▸ Goal
Return the material word for word. Do not include the pictures.

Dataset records
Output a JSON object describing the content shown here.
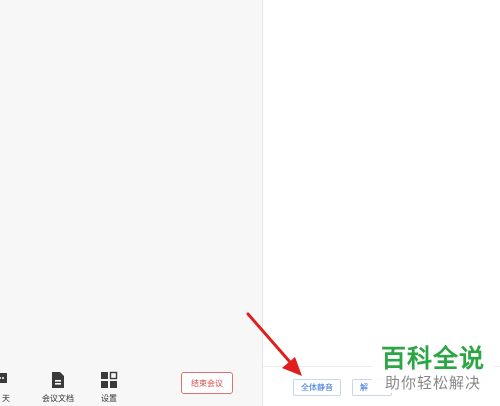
{
  "toolbar": {
    "chat_label": "天",
    "docs_label": "会议文档",
    "settings_label": "设置",
    "end_meeting_label": "结束会议"
  },
  "participants_panel": {
    "mute_all_label": "全体静音",
    "unmute_all_label": "解"
  },
  "watermark": {
    "title": "百科全说",
    "subtitle": "助你轻松解决"
  },
  "colors": {
    "accent_blue": "#2f6fd8",
    "end_red": "#d94848",
    "annotation_red": "#e01e1e",
    "watermark_green": "#2ca544"
  },
  "icons": {
    "chat": "chat-bubble-icon",
    "docs": "document-icon",
    "settings": "grid-settings-icon",
    "annotation": "red-arrow-icon"
  }
}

▸ The solution
Output a JSON object describing the content shown here.
{
  "toolbar": {
    "chat_label": "天",
    "docs_label": "会议文档",
    "settings_label": "设置",
    "end_meeting_label": "结束会议"
  },
  "participants_panel": {
    "mute_all_label": "全体静音",
    "unmute_all_label": "解"
  },
  "watermark": {
    "title": "百科全说",
    "subtitle": "助你轻松解决"
  },
  "colors": {
    "accent_blue": "#2f6fd8",
    "end_red": "#d94848",
    "annotation_red": "#e01e1e",
    "watermark_green": "#2ca544"
  },
  "icons": {
    "chat": "chat-bubble-icon",
    "docs": "document-icon",
    "settings": "grid-settings-icon",
    "annotation": "red-arrow-icon"
  }
}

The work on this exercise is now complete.